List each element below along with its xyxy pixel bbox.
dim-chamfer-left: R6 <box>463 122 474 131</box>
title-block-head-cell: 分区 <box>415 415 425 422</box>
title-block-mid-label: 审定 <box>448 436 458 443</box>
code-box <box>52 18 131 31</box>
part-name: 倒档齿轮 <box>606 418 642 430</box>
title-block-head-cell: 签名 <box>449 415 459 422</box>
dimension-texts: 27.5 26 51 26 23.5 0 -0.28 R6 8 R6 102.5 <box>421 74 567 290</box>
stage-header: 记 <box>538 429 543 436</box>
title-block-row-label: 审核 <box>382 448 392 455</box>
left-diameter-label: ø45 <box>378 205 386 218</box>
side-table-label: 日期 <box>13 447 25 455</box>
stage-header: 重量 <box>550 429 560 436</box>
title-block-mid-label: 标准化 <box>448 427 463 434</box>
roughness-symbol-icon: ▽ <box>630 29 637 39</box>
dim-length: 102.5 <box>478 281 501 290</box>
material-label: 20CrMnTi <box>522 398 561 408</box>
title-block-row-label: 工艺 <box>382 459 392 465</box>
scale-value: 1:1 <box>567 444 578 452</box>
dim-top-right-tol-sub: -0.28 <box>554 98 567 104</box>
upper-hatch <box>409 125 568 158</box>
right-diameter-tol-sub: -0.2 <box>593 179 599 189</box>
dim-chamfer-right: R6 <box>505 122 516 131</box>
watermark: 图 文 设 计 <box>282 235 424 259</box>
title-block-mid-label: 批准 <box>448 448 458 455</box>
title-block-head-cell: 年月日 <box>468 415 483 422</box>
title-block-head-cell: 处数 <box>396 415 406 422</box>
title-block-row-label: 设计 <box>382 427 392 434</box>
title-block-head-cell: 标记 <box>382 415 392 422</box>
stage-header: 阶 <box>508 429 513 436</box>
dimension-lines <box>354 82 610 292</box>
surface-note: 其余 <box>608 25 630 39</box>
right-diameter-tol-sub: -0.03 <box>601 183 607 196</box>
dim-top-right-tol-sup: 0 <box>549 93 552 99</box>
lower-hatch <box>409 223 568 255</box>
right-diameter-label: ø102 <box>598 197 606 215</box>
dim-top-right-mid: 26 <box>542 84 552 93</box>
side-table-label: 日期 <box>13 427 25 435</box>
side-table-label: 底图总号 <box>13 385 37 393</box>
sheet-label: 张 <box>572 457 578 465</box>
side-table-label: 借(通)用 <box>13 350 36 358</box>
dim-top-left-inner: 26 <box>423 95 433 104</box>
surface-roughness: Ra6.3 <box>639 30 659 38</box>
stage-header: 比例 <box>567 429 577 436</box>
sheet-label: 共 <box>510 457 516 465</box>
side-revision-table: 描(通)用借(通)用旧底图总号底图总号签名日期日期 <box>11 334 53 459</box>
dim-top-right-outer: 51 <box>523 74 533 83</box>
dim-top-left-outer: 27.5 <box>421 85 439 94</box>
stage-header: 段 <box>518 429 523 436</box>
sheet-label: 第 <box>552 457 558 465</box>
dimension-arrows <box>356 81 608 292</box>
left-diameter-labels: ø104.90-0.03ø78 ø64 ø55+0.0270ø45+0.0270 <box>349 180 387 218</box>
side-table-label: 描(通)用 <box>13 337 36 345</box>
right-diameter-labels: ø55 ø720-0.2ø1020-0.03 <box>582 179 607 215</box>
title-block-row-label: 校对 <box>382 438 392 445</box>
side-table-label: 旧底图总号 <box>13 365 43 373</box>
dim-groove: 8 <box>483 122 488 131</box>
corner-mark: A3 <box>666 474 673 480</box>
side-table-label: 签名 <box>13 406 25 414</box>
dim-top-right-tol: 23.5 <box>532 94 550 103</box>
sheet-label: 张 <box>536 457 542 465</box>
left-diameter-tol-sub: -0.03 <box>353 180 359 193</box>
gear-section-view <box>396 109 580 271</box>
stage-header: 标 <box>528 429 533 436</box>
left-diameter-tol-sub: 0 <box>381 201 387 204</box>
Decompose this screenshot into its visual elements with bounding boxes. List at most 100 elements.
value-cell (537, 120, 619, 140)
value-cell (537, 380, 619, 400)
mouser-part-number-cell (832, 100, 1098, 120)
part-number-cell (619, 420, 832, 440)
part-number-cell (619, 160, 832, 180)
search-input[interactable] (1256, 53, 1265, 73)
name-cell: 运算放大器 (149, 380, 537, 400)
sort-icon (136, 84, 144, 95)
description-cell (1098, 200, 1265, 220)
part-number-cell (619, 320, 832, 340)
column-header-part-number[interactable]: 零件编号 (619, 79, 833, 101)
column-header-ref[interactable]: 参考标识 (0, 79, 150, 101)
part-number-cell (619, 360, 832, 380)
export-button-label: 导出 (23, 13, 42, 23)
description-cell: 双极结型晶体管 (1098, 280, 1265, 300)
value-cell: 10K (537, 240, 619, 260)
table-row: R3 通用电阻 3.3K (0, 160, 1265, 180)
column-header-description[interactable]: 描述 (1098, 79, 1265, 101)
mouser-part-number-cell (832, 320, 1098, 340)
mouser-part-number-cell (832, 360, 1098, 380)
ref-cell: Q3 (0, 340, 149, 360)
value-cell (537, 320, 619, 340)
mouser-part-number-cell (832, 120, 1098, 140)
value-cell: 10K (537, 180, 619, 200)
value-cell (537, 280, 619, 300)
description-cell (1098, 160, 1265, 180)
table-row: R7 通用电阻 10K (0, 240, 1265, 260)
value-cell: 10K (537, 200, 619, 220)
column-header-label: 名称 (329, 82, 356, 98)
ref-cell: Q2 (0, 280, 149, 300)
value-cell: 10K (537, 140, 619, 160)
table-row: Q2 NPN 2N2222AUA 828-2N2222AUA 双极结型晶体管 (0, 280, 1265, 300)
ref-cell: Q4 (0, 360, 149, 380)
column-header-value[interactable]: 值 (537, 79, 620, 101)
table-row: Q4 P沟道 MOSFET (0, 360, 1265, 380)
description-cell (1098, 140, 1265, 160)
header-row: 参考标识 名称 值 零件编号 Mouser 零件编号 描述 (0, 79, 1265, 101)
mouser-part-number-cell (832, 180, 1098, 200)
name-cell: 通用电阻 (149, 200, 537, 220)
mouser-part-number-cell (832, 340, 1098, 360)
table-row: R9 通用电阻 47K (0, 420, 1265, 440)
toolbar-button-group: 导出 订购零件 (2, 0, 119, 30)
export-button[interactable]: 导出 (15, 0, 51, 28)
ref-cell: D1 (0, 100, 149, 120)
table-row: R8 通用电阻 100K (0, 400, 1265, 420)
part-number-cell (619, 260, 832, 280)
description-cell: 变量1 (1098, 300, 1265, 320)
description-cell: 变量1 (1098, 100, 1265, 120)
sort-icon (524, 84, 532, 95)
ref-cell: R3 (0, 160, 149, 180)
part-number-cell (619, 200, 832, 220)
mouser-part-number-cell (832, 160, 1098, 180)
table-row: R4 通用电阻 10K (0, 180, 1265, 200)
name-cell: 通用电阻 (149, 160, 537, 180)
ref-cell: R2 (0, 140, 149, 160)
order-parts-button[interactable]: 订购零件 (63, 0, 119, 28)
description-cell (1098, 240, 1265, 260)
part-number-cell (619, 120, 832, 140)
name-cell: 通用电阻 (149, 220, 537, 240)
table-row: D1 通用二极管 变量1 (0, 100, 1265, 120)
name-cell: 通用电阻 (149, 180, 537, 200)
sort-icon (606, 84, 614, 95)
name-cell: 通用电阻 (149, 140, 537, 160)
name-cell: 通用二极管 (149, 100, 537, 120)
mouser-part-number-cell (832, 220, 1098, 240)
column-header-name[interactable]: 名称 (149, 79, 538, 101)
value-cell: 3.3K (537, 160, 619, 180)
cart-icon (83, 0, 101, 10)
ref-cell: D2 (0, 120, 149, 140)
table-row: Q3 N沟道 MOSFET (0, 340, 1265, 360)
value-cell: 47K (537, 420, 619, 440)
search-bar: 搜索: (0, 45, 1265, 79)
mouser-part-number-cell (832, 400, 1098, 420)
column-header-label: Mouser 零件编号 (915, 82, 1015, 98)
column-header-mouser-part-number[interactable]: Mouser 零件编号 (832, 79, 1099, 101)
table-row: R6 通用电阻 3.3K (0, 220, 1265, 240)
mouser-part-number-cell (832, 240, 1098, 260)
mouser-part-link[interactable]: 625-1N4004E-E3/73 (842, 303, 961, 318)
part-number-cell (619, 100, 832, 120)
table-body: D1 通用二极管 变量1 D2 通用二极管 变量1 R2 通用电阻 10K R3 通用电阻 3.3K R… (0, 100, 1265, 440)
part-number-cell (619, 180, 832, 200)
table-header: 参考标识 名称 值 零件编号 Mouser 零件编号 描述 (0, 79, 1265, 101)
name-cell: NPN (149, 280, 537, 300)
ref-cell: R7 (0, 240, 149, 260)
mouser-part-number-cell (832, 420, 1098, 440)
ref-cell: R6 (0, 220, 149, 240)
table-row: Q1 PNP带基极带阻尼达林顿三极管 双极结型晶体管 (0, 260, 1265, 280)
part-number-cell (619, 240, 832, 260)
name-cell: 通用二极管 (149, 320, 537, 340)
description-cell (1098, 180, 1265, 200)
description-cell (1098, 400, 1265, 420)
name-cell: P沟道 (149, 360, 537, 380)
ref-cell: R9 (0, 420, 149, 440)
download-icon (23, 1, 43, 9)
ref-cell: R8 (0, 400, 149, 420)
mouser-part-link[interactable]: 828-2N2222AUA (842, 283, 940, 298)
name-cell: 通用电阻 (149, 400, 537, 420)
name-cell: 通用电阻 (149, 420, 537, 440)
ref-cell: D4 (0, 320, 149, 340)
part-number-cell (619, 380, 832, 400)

+ + + + +

◆ YOUR INSTRUCTIONS:
Rewrite the rows from the start of the records through the line holding "title-block-head-cell: 年月日 <box>468", inclusive, as a numbered list, leaving out any blank lines.

◆ FULL SOLUTION:
1. List each element below along with its xyxy pixel bbox.
2. dim-chamfer-left: R6 <box>463 122 474 131</box>
3. title-block-head-cell: 分区 <box>415 415 425 422</box>
4. title-block-mid-label: 审定 <box>448 436 458 443</box>
5. code-box <box>52 18 131 31</box>
6. part-name: 倒档齿轮 <box>606 418 642 430</box>
7. title-block-head-cell: 签名 <box>449 415 459 422</box>
8. dimension-texts: 27.5 26 51 26 23.5 0 -0.28 R6 8 R6 102.5 <box>421 74 567 290</box>
9. stage-header: 记 <box>538 429 543 436</box>
10. title-block-row-label: 审核 <box>382 448 392 455</box>
11. left-diameter-label: ø45 <box>378 205 386 218</box>
12. side-table-label: 日期 <box>13 447 25 455</box>
13. stage-header: 重量 <box>550 429 560 436</box>
14. title-block-mid-label: 标准化 <box>448 427 463 434</box>
15. roughness-symbol-icon: ▽ <box>630 29 637 39</box>
16. dim-length: 102.5 <box>478 281 501 290</box>
17. material-label: 20CrMnTi <box>522 398 561 408</box>
18. title-block-row-label: 工艺 <box>382 459 392 465</box>
19. scale-value: 1:1 <box>567 444 578 452</box>
20. dim-top-right-tol-sub: -0.28 <box>554 98 567 104</box>
21. upper-hatch <box>409 125 568 158</box>
22. right-diameter-tol-sub: -0.2 <box>593 179 599 189</box>
23. dim-chamfer-right: R6 <box>505 122 516 131</box>
24. watermark: 图 文 设 计 <box>282 235 424 259</box>
25. title-block-mid-label: 批准 <box>448 448 458 455</box>
26. title-block-head-cell: 年月日 <box>468 415 483 422</box>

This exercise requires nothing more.